* _Objective_: Emit the data below verbatim, stripping out any pictures.

** BEGIN **

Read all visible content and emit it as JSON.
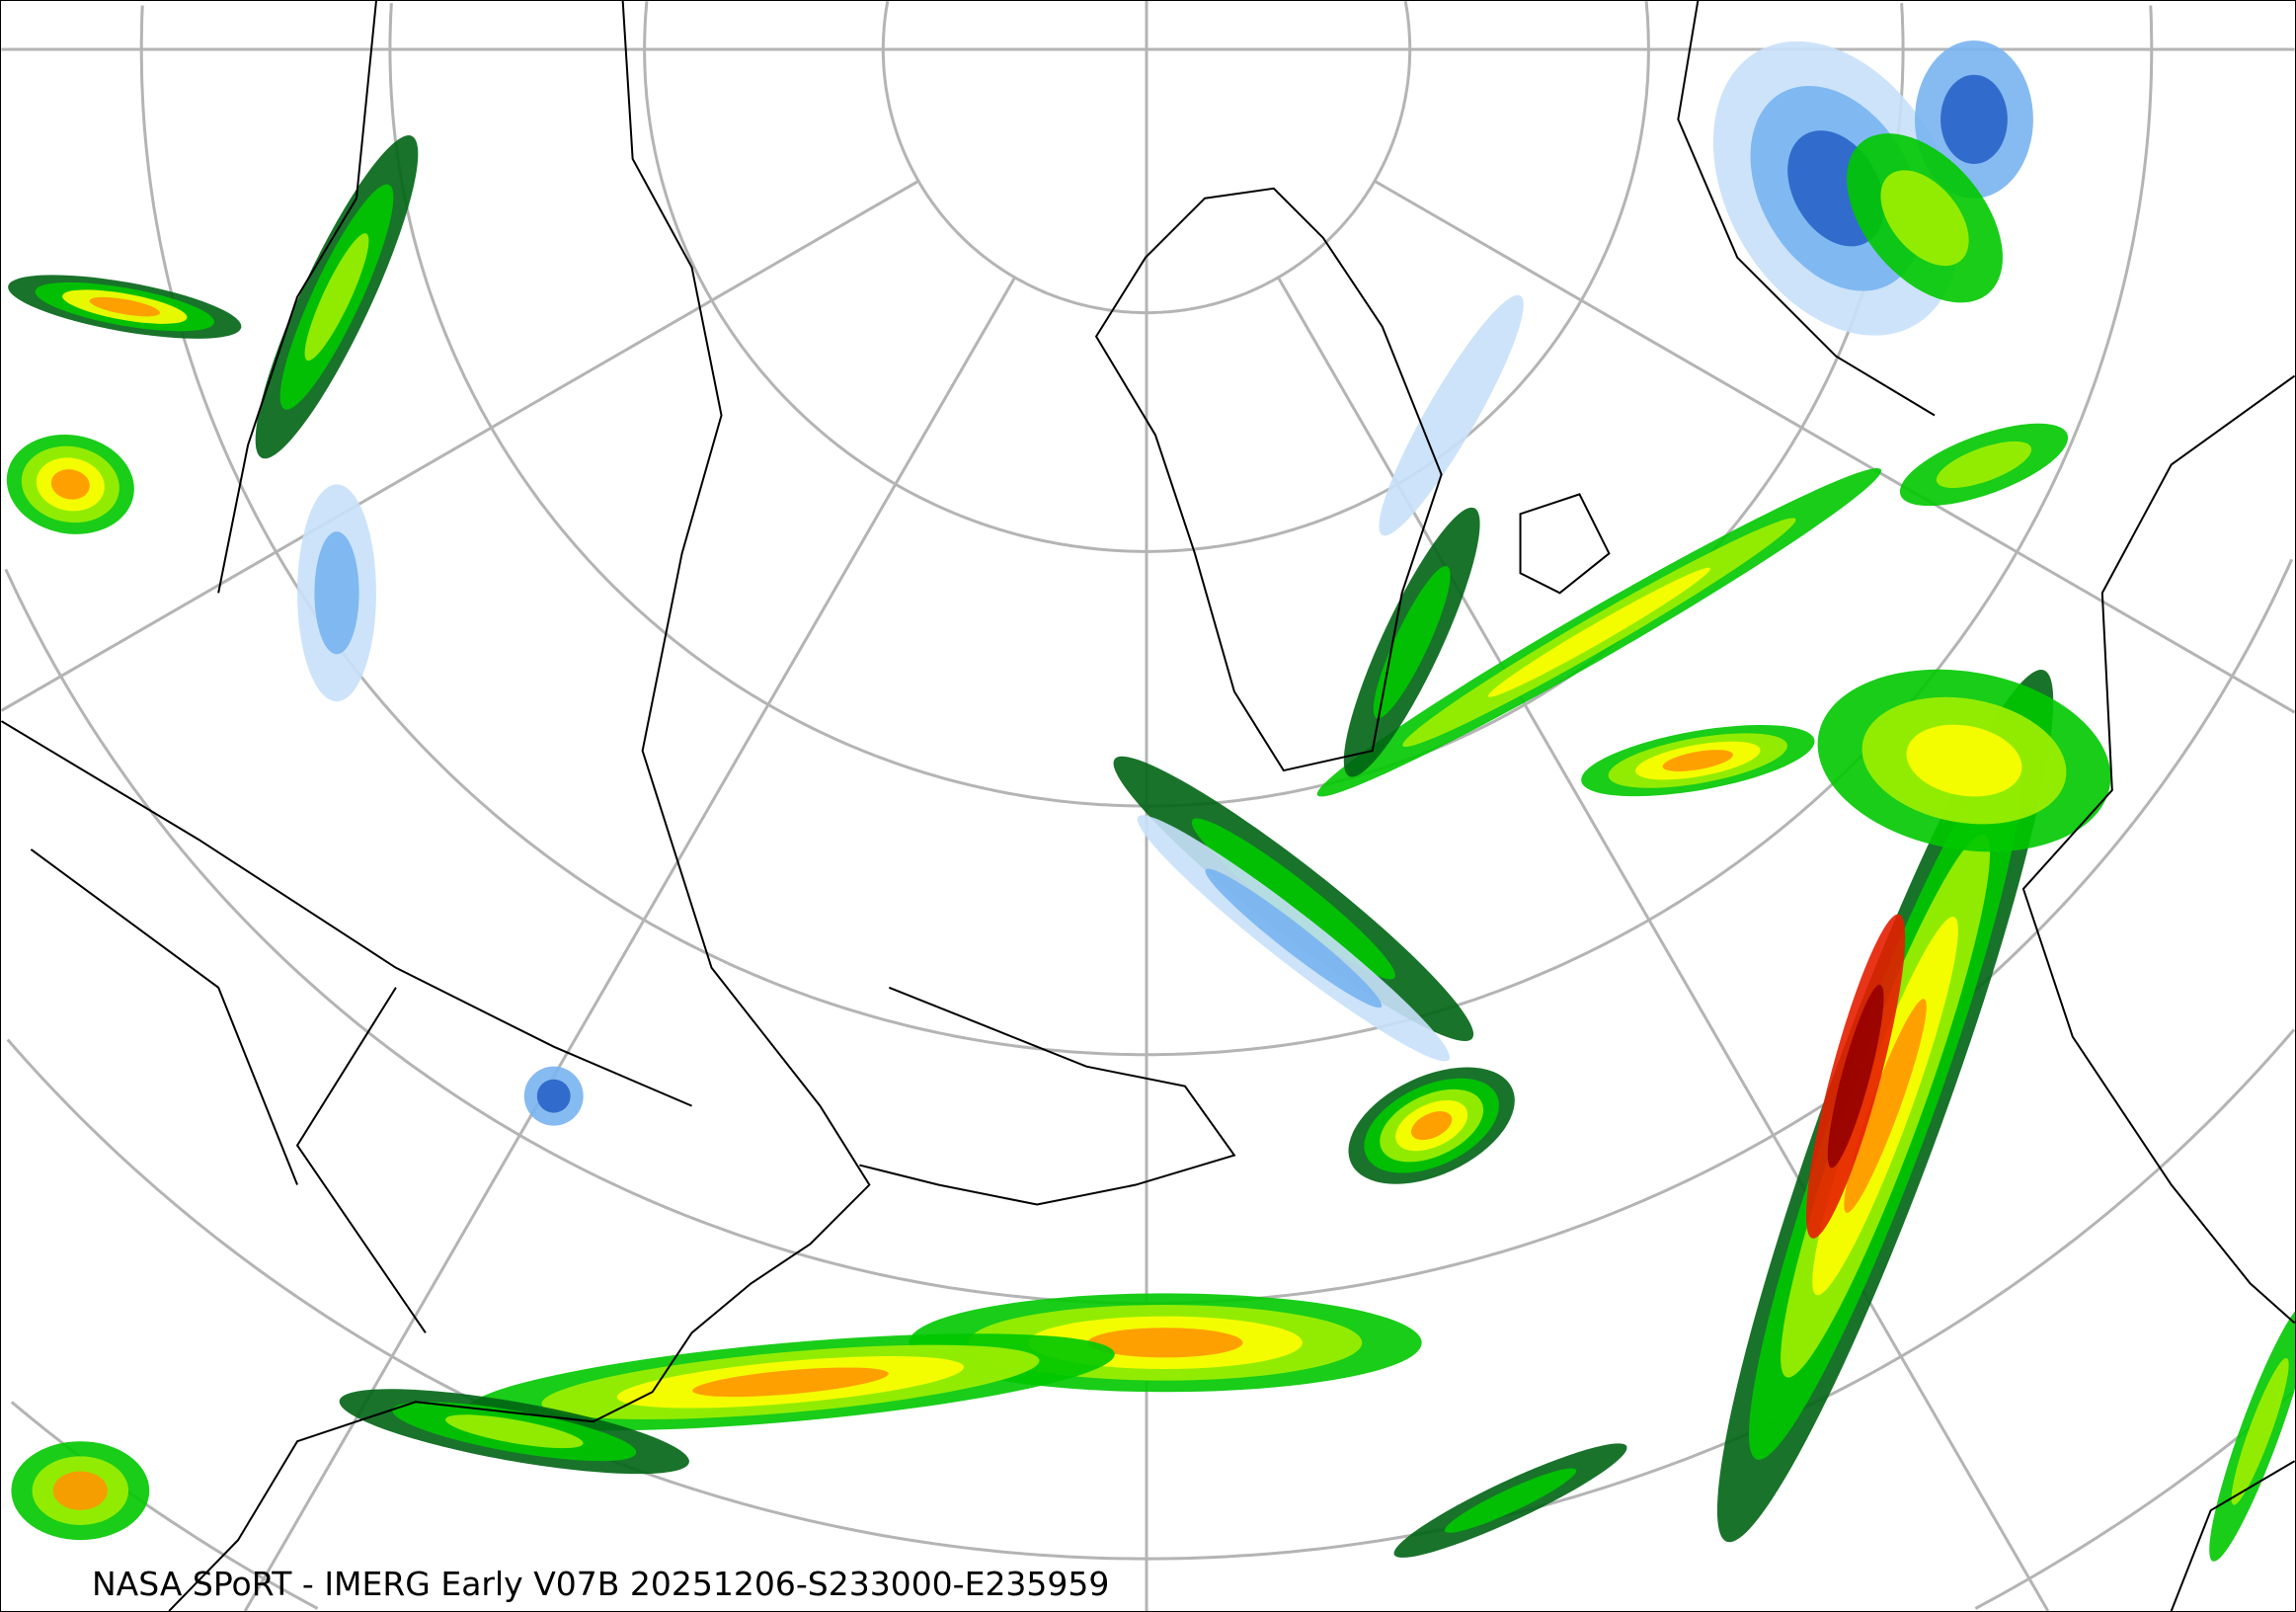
{
  "map": {
    "caption": "NASA SPoRT - IMERG Early V07B 20251206-S233000-E235959",
    "projection": "north polar stereographic",
    "graticule_color": "#b4b4b4",
    "boundary_color": "#000000",
    "precip_colors": {
      "light_snow": "#c8e0fa",
      "moderate_snow": "#78b4f0",
      "heavy_snow": "#2864c8",
      "light_rain": "#00c800",
      "dark_rain": "#006414",
      "lime_rain": "#a0f000",
      "moderate_rain": "#ffff00",
      "heavy_rain": "#ff9600",
      "very_heavy_rain": "#e61e00",
      "extreme_rain": "#960000"
    }
  }
}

** END **

* _Finished exercise_:
Read all visible content and emit it as JSON.
{
  "map": {
    "caption": "NASA SPoRT - IMERG Early V07B 20251206-S233000-E235959",
    "projection": "north polar stereographic",
    "graticule_color": "#b4b4b4",
    "boundary_color": "#000000",
    "precip_colors": {
      "light_snow": "#c8e0fa",
      "moderate_snow": "#78b4f0",
      "heavy_snow": "#2864c8",
      "light_rain": "#00c800",
      "dark_rain": "#006414",
      "lime_rain": "#a0f000",
      "moderate_rain": "#ffff00",
      "heavy_rain": "#ff9600",
      "very_heavy_rain": "#e61e00",
      "extreme_rain": "#960000"
    }
  }
}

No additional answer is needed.